▶ _Supplied information_:
----------------------------------------

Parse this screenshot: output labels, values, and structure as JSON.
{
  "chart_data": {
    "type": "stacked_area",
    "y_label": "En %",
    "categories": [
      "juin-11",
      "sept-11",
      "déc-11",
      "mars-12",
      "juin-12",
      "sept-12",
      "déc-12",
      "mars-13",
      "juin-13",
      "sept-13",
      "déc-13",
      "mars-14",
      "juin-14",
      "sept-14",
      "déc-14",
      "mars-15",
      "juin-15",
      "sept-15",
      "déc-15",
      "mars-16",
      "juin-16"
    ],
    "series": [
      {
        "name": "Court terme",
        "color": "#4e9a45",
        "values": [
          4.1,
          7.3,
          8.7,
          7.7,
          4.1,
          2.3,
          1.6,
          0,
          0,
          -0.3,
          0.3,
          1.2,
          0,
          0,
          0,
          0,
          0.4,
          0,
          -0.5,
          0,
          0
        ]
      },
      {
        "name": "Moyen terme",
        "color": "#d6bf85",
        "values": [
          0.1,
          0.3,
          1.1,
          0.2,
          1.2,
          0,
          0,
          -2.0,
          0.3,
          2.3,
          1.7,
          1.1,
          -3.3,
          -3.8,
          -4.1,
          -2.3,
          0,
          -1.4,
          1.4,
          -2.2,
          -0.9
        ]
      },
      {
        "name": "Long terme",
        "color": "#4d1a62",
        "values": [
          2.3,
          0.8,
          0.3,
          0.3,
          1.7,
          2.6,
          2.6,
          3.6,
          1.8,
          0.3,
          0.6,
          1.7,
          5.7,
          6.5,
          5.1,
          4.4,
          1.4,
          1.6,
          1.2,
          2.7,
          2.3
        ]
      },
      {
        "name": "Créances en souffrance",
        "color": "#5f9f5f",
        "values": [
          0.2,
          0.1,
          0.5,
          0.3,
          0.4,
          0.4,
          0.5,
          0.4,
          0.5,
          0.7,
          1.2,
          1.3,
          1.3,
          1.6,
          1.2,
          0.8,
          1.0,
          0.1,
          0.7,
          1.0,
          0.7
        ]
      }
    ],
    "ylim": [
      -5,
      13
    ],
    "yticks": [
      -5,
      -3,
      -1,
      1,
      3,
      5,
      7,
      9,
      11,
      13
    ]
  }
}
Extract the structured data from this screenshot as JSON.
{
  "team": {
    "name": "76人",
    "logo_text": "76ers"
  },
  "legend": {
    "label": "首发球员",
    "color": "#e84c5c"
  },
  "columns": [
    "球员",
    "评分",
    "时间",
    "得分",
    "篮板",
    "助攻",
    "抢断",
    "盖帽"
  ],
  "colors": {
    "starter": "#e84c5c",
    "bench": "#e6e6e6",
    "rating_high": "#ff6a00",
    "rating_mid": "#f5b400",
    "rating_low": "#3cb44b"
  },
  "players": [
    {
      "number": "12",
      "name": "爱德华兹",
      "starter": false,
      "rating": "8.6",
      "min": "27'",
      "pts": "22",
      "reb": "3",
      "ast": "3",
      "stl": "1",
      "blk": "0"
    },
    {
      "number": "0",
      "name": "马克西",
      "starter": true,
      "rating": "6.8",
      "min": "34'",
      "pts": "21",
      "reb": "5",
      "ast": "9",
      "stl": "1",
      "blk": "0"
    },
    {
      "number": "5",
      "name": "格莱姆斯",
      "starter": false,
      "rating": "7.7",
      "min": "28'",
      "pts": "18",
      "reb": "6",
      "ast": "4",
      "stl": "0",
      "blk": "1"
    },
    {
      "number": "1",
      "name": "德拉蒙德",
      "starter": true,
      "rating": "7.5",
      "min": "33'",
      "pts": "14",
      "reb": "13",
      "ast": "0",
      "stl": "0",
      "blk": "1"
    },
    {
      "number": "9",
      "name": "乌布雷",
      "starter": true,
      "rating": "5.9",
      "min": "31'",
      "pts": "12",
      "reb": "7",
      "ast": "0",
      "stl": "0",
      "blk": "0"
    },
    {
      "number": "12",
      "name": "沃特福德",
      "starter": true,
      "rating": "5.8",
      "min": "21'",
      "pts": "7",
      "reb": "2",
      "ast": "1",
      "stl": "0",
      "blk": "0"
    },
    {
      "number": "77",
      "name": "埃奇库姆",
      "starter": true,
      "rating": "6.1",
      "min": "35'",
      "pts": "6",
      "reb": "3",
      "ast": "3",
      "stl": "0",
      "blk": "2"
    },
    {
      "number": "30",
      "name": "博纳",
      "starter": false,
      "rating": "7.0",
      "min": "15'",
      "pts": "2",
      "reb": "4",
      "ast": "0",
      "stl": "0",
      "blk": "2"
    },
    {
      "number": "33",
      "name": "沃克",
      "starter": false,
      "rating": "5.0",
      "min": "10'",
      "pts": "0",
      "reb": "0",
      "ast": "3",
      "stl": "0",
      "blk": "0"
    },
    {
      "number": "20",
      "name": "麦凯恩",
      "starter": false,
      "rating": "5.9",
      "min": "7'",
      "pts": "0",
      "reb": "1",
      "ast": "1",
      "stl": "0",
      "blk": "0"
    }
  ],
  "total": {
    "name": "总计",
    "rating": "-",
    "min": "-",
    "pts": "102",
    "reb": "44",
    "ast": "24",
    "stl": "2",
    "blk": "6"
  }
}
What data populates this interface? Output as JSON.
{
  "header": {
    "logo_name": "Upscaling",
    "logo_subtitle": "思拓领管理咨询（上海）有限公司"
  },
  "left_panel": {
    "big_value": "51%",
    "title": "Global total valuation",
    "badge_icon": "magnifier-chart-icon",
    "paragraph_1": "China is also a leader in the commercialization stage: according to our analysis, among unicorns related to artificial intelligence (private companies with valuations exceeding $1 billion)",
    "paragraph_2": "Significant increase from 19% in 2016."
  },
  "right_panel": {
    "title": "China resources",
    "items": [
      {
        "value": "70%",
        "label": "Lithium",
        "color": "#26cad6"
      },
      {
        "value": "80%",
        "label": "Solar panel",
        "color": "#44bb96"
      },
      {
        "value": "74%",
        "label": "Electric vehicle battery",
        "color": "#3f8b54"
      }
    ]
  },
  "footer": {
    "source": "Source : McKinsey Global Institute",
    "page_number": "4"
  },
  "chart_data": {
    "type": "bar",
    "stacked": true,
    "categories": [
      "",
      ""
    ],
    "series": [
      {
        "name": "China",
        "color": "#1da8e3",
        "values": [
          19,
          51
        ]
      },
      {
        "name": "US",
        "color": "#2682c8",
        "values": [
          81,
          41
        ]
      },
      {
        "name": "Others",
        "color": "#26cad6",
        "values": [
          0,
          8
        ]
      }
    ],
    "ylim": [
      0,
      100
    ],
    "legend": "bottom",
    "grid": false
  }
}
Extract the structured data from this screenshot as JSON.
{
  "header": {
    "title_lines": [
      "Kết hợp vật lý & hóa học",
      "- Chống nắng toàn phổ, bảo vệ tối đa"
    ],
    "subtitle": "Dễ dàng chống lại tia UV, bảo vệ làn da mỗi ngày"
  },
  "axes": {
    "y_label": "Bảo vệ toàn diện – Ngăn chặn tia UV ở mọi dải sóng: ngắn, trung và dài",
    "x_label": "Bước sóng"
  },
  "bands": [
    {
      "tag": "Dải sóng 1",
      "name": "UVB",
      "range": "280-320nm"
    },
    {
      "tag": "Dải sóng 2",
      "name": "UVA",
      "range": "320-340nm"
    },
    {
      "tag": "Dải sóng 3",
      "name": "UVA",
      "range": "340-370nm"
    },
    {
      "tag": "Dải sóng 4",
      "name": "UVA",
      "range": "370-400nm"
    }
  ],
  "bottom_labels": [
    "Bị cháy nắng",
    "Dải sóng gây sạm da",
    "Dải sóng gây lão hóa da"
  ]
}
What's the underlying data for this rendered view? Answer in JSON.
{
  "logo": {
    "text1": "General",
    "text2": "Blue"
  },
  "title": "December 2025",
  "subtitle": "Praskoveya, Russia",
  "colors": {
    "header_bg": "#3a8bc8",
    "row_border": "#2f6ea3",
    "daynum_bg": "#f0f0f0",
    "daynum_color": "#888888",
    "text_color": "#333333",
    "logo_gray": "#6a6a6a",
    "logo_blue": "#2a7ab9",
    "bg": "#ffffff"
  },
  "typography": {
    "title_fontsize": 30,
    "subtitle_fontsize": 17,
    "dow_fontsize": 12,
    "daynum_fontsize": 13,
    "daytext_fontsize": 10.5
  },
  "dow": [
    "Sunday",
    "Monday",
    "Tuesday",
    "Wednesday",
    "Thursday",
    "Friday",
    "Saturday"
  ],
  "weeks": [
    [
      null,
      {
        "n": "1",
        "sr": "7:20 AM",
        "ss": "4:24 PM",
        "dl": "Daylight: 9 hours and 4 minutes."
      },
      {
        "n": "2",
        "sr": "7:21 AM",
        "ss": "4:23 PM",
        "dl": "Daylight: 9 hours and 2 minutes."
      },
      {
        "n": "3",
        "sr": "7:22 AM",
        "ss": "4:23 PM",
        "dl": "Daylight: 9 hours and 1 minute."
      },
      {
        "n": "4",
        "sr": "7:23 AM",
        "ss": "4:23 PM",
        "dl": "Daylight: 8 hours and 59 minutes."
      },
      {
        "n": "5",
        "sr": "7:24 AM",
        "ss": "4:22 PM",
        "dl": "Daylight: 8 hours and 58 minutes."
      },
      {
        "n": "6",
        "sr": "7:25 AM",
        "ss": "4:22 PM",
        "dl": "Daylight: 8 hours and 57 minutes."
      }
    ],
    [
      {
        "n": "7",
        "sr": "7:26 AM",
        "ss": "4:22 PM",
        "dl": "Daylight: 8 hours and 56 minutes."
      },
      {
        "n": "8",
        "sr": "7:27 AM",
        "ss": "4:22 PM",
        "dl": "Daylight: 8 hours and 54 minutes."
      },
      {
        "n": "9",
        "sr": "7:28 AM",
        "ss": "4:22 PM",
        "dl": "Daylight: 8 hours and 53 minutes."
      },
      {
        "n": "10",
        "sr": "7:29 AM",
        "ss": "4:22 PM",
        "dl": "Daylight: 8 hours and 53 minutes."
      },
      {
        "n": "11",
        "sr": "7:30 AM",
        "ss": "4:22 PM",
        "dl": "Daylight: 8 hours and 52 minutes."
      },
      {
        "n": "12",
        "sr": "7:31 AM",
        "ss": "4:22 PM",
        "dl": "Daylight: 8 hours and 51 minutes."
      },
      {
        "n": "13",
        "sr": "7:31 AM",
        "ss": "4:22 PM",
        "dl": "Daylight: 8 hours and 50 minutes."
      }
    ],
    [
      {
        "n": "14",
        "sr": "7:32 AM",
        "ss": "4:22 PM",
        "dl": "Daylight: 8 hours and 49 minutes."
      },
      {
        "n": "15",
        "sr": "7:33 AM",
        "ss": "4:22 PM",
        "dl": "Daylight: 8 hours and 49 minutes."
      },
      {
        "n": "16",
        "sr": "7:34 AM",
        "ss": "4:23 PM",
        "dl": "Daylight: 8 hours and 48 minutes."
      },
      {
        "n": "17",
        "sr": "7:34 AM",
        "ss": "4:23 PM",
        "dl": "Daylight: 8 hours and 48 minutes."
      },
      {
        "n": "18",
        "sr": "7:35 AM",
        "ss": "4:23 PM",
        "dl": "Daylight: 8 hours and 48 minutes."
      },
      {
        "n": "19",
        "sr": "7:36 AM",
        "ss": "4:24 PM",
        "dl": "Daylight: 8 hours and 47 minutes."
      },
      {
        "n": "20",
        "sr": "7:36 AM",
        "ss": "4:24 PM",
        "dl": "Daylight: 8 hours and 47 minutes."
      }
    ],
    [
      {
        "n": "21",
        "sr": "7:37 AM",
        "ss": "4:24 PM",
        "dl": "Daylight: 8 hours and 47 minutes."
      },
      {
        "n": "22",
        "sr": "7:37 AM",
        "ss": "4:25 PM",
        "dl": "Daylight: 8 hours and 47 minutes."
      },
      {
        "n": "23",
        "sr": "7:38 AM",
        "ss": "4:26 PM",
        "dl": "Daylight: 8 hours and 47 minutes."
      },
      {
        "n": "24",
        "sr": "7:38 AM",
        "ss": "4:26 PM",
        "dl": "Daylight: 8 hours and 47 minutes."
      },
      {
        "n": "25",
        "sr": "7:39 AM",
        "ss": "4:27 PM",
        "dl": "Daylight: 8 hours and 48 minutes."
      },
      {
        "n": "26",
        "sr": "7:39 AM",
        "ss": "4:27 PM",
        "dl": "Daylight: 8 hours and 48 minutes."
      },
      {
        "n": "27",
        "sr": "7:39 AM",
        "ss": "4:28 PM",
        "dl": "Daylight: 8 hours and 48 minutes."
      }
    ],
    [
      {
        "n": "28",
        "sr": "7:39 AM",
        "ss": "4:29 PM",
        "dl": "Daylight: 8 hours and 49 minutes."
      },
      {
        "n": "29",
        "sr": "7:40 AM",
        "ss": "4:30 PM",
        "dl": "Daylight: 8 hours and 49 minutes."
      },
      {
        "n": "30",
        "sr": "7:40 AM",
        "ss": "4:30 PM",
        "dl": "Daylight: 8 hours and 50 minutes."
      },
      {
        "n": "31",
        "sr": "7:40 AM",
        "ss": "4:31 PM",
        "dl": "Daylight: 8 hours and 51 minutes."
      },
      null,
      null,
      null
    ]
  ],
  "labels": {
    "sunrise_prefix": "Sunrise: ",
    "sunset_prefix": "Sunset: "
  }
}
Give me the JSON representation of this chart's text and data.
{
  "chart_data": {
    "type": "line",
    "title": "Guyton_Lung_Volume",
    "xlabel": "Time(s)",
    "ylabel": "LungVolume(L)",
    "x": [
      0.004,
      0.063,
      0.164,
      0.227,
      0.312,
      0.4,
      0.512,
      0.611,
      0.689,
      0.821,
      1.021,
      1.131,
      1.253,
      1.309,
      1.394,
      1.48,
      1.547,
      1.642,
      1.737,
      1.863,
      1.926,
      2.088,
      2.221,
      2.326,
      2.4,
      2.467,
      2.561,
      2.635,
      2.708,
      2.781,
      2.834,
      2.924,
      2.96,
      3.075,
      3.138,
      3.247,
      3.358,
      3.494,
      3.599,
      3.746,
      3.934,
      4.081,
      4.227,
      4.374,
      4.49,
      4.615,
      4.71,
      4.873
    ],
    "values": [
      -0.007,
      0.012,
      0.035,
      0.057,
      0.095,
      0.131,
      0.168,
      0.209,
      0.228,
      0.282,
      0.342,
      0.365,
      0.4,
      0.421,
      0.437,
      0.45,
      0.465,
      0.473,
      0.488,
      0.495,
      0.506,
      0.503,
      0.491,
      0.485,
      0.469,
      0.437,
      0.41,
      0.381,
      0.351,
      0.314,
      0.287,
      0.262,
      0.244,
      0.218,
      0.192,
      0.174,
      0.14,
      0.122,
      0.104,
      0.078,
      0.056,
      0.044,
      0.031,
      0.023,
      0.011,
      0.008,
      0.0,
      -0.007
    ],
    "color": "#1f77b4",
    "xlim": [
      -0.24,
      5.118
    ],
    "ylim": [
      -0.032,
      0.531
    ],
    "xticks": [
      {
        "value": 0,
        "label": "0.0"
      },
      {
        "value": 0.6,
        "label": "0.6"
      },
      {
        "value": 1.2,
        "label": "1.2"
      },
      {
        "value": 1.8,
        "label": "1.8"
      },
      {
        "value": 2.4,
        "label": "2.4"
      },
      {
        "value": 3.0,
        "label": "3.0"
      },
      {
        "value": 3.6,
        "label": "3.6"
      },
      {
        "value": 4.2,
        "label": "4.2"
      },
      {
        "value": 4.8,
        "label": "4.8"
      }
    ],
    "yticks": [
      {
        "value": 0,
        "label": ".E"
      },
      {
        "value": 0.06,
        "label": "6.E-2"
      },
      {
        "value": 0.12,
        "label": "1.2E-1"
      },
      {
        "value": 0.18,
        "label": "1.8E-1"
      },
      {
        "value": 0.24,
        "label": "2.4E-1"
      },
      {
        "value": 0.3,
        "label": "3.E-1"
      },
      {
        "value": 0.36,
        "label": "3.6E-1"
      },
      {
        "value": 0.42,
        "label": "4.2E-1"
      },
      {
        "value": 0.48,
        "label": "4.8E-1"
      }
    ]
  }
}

----------------------------------------

▶ _Stated exercise_:
Copy every line of the entries above in which "mars" occurs.

▶ _In response_:
      "mars-12",
      "mars-13",
      "mars-14",
      "mars-15",
      "mars-16",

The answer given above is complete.